*THE INPUT*:

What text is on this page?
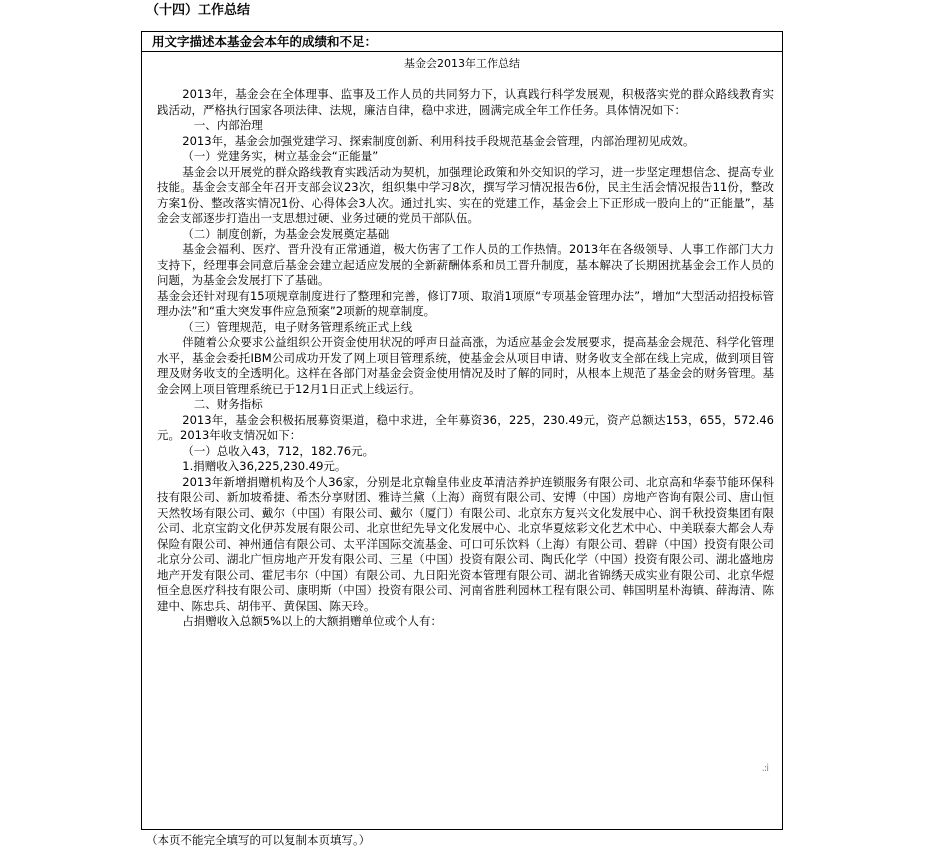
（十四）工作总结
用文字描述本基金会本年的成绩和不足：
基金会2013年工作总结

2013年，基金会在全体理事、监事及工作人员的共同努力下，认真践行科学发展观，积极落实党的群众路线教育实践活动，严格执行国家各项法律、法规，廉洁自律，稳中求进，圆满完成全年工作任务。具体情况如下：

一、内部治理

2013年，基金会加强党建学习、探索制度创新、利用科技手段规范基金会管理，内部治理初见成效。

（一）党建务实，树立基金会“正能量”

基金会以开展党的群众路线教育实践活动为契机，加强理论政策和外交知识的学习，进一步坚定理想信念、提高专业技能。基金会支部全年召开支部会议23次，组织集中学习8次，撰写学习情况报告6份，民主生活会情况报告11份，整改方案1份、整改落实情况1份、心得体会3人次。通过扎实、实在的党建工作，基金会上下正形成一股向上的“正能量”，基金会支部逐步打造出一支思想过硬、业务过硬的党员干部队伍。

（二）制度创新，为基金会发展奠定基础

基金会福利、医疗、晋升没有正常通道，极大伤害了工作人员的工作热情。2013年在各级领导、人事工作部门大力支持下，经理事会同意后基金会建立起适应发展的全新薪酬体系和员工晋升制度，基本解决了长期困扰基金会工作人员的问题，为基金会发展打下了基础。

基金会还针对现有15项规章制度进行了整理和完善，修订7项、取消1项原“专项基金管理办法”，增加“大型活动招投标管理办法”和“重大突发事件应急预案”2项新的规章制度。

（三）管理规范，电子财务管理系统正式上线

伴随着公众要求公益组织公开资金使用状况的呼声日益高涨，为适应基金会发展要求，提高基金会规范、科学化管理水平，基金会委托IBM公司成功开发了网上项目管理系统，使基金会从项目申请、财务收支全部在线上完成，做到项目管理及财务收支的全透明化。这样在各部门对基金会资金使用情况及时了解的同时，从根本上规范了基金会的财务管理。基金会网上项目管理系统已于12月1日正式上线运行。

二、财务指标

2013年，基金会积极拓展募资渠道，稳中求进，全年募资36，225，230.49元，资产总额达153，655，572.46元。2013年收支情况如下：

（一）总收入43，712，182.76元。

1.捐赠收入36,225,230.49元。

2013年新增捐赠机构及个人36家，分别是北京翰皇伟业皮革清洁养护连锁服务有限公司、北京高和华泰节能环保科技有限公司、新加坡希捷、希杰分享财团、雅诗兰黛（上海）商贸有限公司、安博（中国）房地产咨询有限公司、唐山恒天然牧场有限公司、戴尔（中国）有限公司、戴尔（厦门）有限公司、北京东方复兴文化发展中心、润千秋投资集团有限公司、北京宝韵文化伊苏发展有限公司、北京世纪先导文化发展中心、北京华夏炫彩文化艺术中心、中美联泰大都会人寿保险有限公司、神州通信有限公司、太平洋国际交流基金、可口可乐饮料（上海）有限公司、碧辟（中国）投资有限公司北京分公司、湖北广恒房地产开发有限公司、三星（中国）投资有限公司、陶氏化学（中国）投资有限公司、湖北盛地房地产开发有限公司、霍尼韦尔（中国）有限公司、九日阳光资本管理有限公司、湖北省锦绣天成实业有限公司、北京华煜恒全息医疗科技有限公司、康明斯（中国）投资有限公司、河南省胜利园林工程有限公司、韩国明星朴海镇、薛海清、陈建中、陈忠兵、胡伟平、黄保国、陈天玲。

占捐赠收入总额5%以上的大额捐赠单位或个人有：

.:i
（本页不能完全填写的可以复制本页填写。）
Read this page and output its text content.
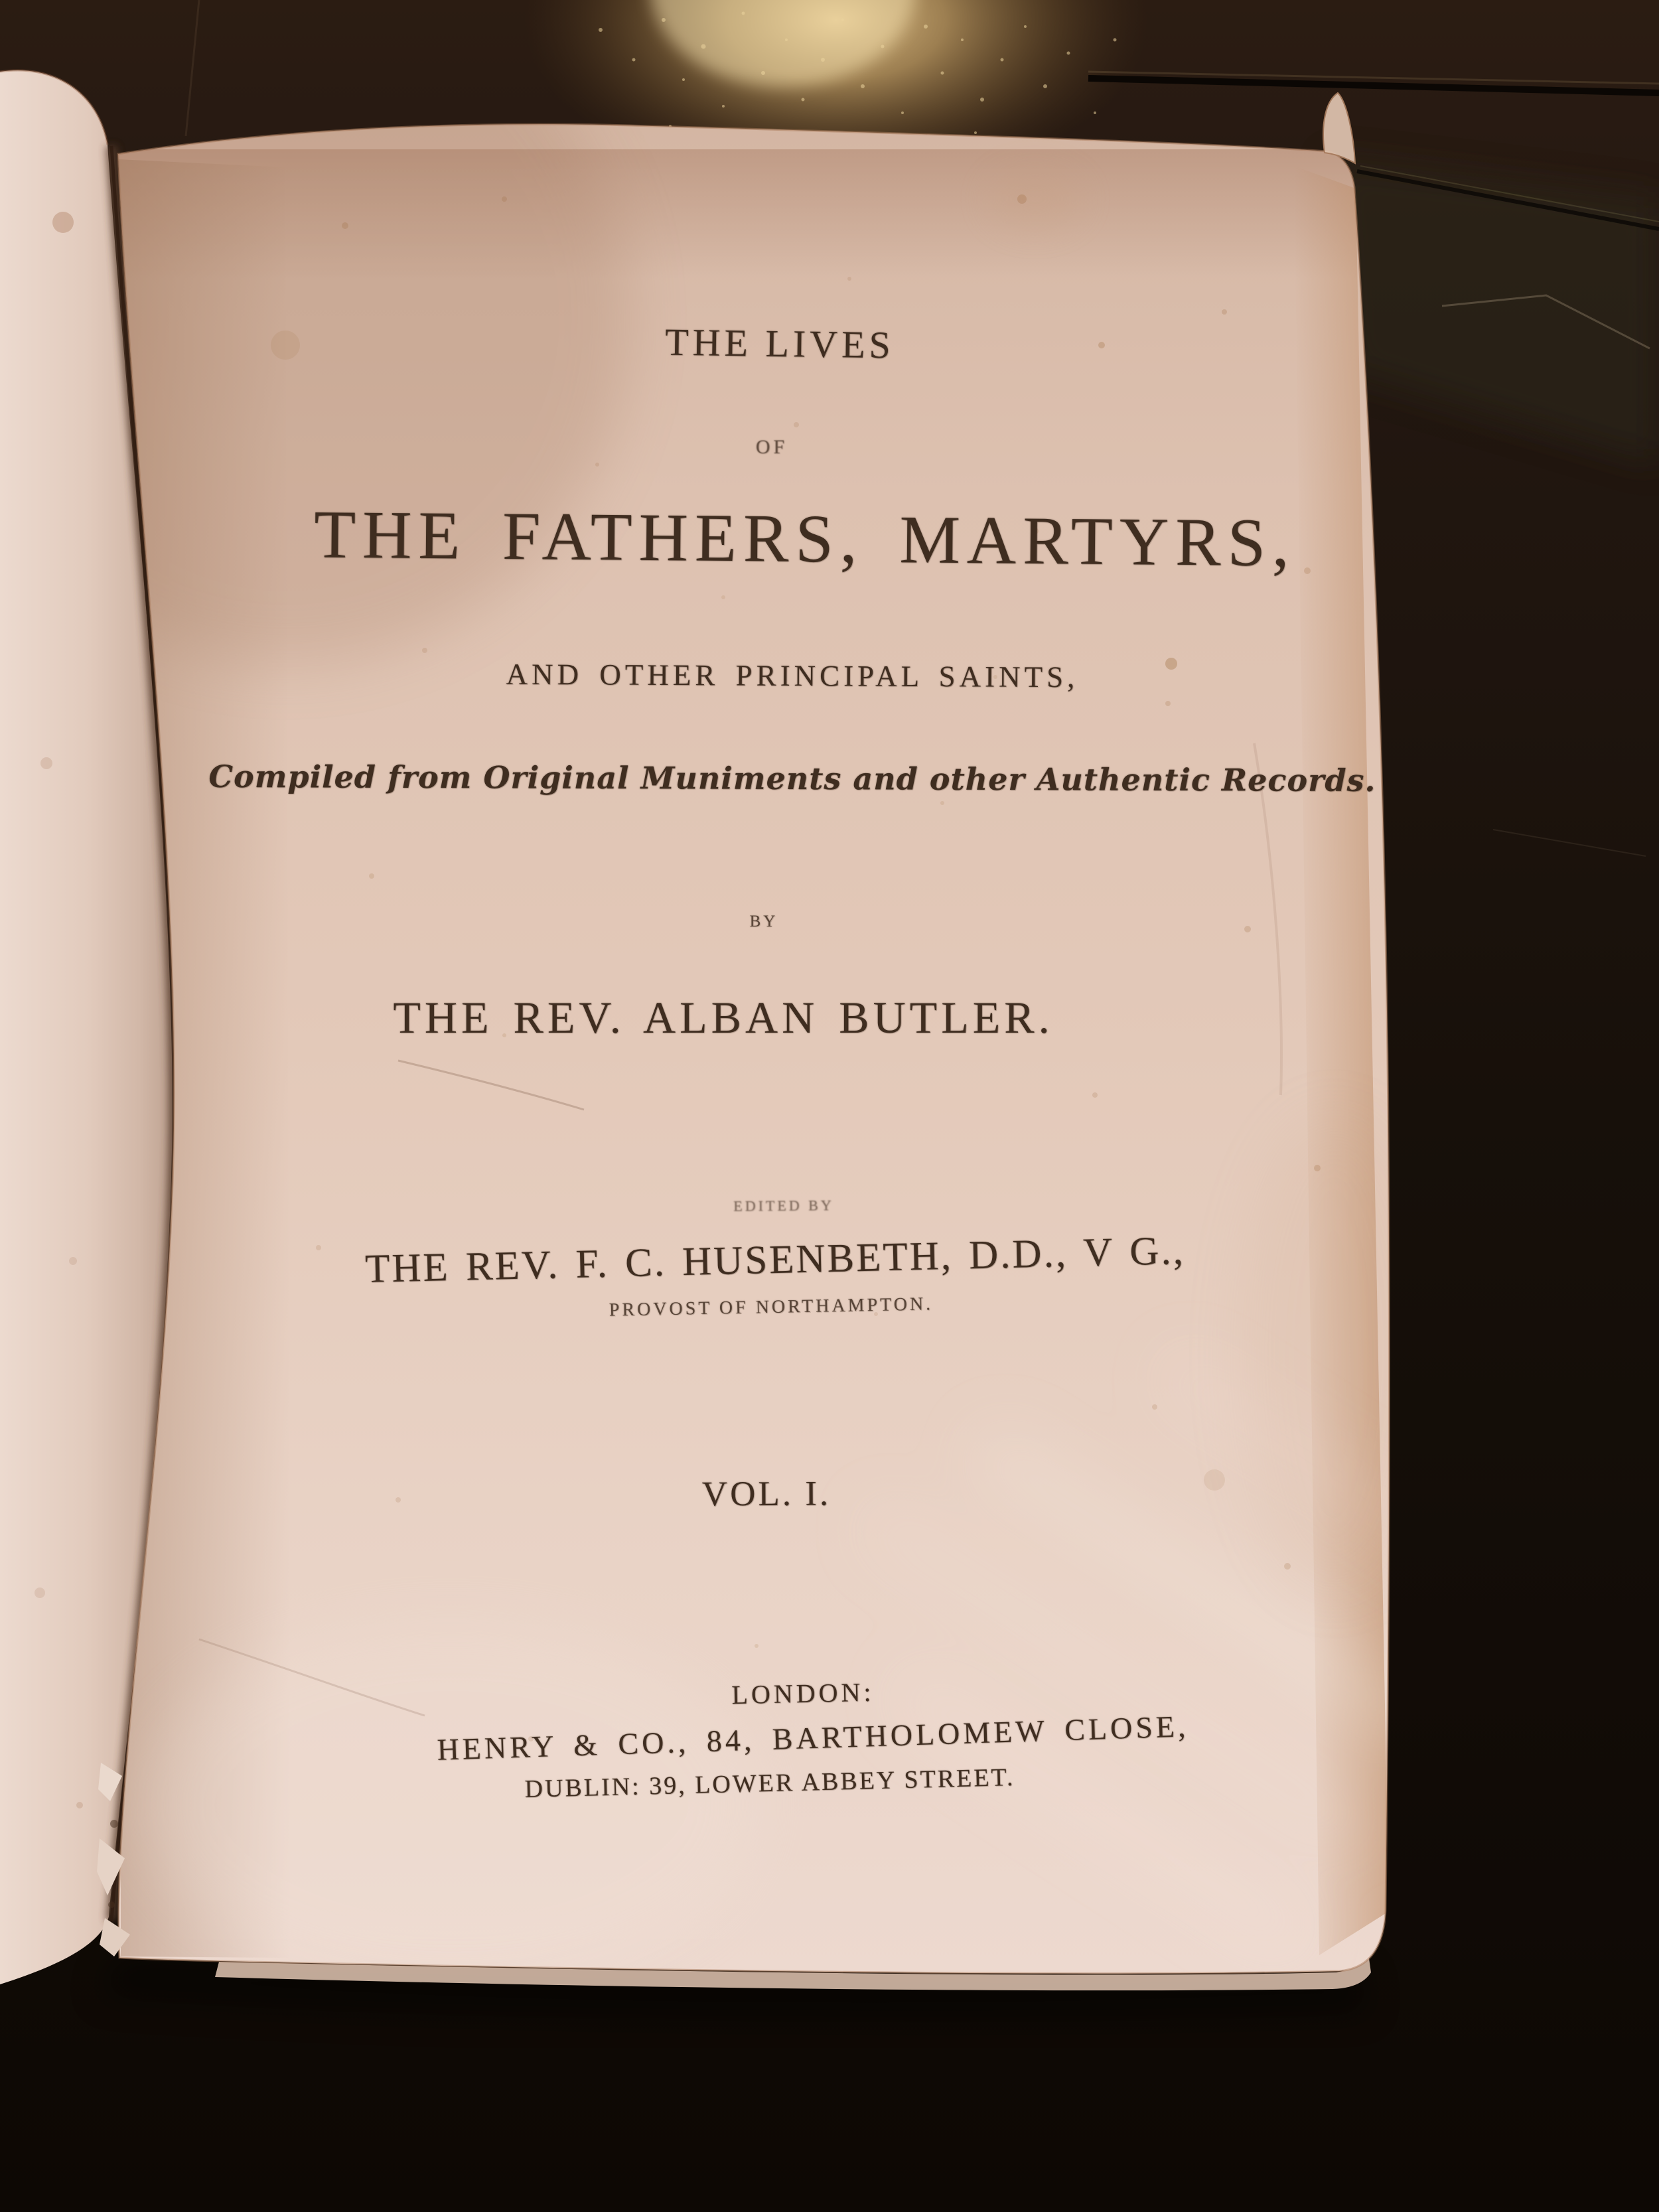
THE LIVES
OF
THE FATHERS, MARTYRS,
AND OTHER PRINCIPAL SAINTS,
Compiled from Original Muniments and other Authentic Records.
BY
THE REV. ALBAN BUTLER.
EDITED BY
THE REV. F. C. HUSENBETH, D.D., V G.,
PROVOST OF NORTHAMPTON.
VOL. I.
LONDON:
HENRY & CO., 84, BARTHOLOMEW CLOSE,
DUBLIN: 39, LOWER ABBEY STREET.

*PROBLEM REQUIREMENTS*: Repeat the listing in full and exactly. Do not include any images.

*FINAL RESULT*:
What text is on this page?
（十四）工作总结
用文字描述本基金会本年的成绩和不足：
基金会2013年工作总结

2013年，基金会在全体理事、监事及工作人员的共同努力下，认真践行科学发展观，积极落实党的群众路线教育实践活动，严格执行国家各项法律、法规，廉洁自律，稳中求进，圆满完成全年工作任务。具体情况如下：

一、内部治理

2013年，基金会加强党建学习、探索制度创新、利用科技手段规范基金会管理，内部治理初见成效。

（一）党建务实，树立基金会“正能量”

基金会以开展党的群众路线教育实践活动为契机，加强理论政策和外交知识的学习，进一步坚定理想信念、提高专业技能。基金会支部全年召开支部会议23次，组织集中学习8次，撰写学习情况报告6份，民主生活会情况报告11份，整改方案1份、整改落实情况1份、心得体会3人次。通过扎实、实在的党建工作，基金会上下正形成一股向上的“正能量”，基金会支部逐步打造出一支思想过硬、业务过硬的党员干部队伍。

（二）制度创新，为基金会发展奠定基础

基金会福利、医疗、晋升没有正常通道，极大伤害了工作人员的工作热情。2013年在各级领导、人事工作部门大力支持下，经理事会同意后基金会建立起适应发展的全新薪酬体系和员工晋升制度，基本解决了长期困扰基金会工作人员的问题，为基金会发展打下了基础。

基金会还针对现有15项规章制度进行了整理和完善，修订7项、取消1项原“专项基金管理办法”，增加“大型活动招投标管理办法”和“重大突发事件应急预案”2项新的规章制度。

（三）管理规范，电子财务管理系统正式上线

伴随着公众要求公益组织公开资金使用状况的呼声日益高涨，为适应基金会发展要求，提高基金会规范、科学化管理水平，基金会委托IBM公司成功开发了网上项目管理系统，使基金会从项目申请、财务收支全部在线上完成，做到项目管理及财务收支的全透明化。这样在各部门对基金会资金使用情况及时了解的同时，从根本上规范了基金会的财务管理。基金会网上项目管理系统已于12月1日正式上线运行。

二、财务指标

2013年，基金会积极拓展募资渠道，稳中求进，全年募资36，225，230.49元，资产总额达153，655，572.46元。2013年收支情况如下：

（一）总收入43，712，182.76元。

1.捐赠收入36,225,230.49元。

2013年新增捐赠机构及个人36家，分别是北京翰皇伟业皮革清洁养护连锁服务有限公司、北京高和华泰节能环保科技有限公司、新加坡希捷、希杰分享财团、雅诗兰黛（上海）商贸有限公司、安博（中国）房地产咨询有限公司、唐山恒天然牧场有限公司、戴尔（中国）有限公司、戴尔（厦门）有限公司、北京东方复兴文化发展中心、润千秋投资集团有限公司、北京宝韵文化伊苏发展有限公司、北京世纪先导文化发展中心、北京华夏炫彩文化艺术中心、中美联泰大都会人寿保险有限公司、神州通信有限公司、太平洋国际交流基金、可口可乐饮料（上海）有限公司、碧辟（中国）投资有限公司北京分公司、湖北广恒房地产开发有限公司、三星（中国）投资有限公司、陶氏化学（中国）投资有限公司、湖北盛地房地产开发有限公司、霍尼韦尔（中国）有限公司、九日阳光资本管理有限公司、湖北省锦绣天成实业有限公司、北京华煜恒全息医疗科技有限公司、康明斯（中国）投资有限公司、河南省胜利园林工程有限公司、韩国明星朴海镇、薛海清、陈建中、陈忠兵、胡伟平、黄保国、陈天玲。

占捐赠收入总额5%以上的大额捐赠单位或个人有：

.:i
（本页不能完全填写的可以复制本页填写。）
Read this page and output its text content.
THE LIVES
OF
THE FATHERS, MARTYRS,
AND OTHER PRINCIPAL SAINTS,
Compiled from Original Muniments and other Authentic Records.
BY
THE REV. ALBAN BUTLER.
EDITED BY
THE REV. F. C. HUSENBETH, D.D., V G.,
PROVOST OF NORTHAMPTON.
VOL. I.
LONDON:
HENRY & CO., 84, BARTHOLOMEW CLOSE,
DUBLIN: 39, LOWER ABBEY STREET.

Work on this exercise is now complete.